(Problem to work on) Locate each line holding the string "source" and copy it.

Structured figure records
⁂
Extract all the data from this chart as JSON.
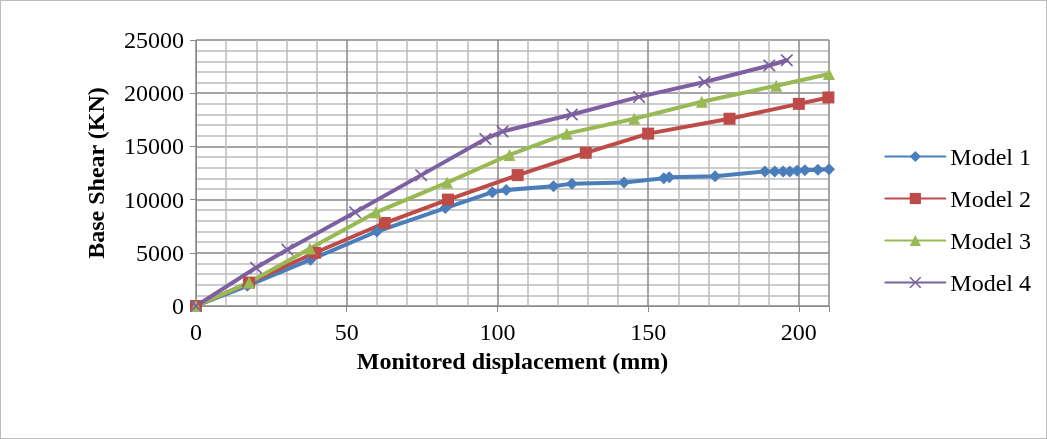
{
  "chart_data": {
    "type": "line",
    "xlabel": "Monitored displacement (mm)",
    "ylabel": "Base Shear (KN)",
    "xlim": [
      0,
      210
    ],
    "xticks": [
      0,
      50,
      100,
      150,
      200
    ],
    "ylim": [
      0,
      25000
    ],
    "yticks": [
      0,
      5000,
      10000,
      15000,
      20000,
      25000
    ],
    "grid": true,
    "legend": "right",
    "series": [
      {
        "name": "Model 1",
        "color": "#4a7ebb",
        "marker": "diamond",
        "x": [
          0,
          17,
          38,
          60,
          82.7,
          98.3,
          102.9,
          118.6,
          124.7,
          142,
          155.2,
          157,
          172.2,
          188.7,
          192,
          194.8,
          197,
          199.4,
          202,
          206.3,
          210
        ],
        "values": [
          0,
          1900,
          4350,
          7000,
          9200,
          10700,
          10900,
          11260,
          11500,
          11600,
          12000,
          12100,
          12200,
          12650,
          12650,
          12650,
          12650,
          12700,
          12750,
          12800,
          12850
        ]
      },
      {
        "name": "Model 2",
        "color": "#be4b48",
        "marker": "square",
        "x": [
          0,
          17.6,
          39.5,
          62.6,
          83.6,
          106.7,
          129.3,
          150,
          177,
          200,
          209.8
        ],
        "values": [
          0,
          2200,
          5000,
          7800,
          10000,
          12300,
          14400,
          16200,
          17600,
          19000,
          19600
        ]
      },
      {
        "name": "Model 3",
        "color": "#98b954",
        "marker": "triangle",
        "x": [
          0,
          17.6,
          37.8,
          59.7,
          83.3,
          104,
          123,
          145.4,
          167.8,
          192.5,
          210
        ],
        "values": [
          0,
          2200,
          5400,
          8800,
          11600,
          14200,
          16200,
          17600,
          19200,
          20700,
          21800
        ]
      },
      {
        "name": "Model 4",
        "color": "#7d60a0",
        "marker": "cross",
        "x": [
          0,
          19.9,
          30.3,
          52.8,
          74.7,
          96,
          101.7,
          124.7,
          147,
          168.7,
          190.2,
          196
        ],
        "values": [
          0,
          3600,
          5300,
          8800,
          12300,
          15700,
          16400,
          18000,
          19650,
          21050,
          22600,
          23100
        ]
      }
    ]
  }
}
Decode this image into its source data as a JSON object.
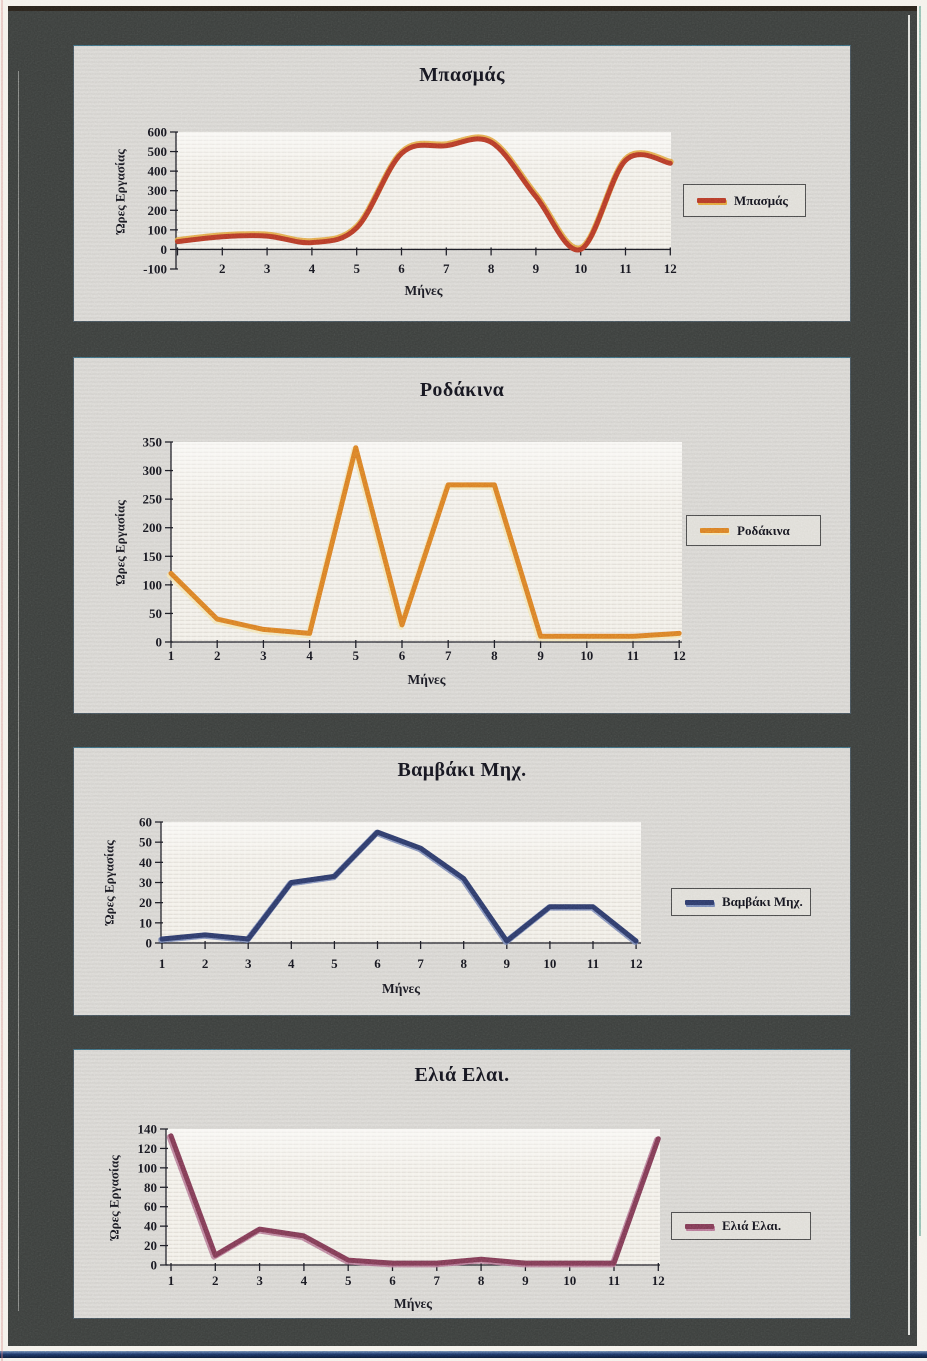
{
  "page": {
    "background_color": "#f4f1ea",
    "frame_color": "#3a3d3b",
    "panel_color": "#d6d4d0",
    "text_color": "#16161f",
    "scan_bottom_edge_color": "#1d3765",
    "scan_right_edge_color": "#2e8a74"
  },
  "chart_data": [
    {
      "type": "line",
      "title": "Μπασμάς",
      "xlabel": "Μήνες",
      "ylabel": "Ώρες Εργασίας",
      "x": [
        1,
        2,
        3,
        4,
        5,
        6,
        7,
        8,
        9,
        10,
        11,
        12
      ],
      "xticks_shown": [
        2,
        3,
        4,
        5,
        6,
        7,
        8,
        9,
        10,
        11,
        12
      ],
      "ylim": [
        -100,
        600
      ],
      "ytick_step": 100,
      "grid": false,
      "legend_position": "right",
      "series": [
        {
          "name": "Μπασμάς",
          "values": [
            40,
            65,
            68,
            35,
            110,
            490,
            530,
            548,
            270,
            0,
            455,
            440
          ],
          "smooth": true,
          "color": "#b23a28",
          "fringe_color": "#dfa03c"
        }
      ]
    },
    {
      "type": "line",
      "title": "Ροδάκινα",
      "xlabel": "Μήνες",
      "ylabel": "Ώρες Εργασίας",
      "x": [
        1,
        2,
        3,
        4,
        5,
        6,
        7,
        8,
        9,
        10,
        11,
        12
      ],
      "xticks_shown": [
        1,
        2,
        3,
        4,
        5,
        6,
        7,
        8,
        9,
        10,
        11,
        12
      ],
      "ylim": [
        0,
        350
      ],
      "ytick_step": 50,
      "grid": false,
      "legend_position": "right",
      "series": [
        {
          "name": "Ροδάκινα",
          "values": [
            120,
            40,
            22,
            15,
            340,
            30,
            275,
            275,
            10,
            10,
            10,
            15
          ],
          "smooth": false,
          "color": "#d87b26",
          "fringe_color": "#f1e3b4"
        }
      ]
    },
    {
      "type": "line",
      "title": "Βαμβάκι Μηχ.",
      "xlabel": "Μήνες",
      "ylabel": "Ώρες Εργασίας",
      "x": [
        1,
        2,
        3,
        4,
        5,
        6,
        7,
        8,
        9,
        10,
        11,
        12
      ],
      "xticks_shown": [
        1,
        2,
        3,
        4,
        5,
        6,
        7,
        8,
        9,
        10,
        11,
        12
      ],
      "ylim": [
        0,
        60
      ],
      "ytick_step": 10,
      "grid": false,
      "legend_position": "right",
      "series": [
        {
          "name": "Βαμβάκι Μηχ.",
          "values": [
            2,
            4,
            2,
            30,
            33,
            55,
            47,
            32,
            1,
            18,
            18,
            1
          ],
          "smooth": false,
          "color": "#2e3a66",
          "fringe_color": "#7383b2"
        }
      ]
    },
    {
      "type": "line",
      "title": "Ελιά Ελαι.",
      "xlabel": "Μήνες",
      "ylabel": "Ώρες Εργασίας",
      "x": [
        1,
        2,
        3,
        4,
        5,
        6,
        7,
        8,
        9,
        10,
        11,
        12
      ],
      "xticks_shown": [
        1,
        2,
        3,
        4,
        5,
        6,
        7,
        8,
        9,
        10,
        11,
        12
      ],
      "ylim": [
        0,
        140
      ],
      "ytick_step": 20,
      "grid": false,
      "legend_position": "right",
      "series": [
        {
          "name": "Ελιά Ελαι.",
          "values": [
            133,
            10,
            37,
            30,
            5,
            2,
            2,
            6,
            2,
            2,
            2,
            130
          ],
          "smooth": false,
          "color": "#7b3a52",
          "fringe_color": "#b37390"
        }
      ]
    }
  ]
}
⁂
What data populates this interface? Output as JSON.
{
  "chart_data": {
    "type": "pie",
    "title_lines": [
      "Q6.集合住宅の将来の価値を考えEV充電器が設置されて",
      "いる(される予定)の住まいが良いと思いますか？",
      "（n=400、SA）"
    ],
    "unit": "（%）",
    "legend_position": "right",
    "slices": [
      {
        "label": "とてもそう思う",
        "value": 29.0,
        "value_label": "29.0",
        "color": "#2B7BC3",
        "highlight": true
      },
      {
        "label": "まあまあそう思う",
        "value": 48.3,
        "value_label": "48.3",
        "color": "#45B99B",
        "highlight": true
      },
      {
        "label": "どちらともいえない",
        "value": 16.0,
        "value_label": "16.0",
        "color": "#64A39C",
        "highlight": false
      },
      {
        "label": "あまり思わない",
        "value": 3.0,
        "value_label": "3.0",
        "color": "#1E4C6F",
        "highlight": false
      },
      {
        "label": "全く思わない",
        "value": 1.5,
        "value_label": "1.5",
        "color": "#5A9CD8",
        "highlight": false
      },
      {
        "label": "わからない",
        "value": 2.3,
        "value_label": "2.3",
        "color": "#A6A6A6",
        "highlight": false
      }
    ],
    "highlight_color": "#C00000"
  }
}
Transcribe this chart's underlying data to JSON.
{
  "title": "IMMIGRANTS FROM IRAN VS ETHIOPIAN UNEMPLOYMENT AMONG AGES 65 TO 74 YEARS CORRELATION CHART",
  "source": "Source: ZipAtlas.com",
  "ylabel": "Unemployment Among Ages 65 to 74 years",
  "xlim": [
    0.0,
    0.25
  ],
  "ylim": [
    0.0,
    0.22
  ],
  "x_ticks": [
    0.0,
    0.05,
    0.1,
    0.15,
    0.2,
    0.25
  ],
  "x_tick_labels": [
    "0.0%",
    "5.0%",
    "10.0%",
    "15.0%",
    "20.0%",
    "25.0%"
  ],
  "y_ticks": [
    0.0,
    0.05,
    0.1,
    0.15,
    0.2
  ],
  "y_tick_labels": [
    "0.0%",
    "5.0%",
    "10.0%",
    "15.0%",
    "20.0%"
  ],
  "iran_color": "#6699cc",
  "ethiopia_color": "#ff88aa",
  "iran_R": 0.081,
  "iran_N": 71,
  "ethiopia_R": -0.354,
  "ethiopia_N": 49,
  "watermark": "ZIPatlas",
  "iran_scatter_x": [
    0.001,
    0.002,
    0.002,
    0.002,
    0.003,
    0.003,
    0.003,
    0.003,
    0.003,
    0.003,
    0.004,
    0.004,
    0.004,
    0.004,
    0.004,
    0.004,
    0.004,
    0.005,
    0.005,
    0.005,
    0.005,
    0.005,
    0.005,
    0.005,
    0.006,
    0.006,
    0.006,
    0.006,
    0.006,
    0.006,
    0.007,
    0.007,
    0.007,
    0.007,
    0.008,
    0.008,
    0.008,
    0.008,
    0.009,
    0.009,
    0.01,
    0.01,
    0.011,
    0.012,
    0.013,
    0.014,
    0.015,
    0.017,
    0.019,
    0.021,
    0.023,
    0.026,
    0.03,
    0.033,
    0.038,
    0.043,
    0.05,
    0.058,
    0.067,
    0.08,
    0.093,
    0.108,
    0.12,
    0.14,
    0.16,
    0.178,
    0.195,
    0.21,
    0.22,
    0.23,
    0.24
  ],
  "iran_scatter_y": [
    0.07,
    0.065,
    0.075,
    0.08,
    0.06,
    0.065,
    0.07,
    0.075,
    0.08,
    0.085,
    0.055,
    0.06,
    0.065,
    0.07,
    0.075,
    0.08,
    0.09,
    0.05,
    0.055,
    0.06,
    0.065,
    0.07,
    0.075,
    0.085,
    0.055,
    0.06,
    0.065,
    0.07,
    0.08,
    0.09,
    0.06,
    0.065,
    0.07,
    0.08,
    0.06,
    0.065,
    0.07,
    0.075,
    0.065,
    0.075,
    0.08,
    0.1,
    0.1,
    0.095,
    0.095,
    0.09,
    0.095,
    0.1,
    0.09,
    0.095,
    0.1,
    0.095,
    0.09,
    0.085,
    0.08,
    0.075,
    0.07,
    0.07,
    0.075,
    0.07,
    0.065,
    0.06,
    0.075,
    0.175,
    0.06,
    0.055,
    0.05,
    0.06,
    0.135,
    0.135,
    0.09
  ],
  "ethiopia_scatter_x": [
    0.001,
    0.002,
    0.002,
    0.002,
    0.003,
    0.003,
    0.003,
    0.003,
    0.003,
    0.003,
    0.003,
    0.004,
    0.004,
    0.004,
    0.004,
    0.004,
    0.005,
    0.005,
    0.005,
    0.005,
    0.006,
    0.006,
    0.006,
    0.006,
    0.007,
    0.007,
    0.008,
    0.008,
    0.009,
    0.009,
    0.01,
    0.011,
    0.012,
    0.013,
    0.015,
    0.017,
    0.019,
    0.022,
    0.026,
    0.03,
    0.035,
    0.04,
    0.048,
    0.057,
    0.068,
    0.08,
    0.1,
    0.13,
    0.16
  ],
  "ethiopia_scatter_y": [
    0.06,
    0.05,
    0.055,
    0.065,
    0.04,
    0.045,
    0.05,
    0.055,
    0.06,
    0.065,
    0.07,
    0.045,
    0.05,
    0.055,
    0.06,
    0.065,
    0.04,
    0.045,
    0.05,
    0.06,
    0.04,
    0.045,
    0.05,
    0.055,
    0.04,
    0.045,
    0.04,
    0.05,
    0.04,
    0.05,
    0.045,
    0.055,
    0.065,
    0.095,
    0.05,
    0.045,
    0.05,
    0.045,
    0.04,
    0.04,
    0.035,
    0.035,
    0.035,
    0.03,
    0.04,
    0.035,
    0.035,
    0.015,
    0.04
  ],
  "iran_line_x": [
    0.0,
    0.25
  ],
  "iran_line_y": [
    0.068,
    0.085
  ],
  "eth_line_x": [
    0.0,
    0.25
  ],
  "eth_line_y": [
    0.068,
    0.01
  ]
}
⁂
(Expected output)
Decode this image into its source data as a JSON object.
  "source": "Source: ZipAtlas.com",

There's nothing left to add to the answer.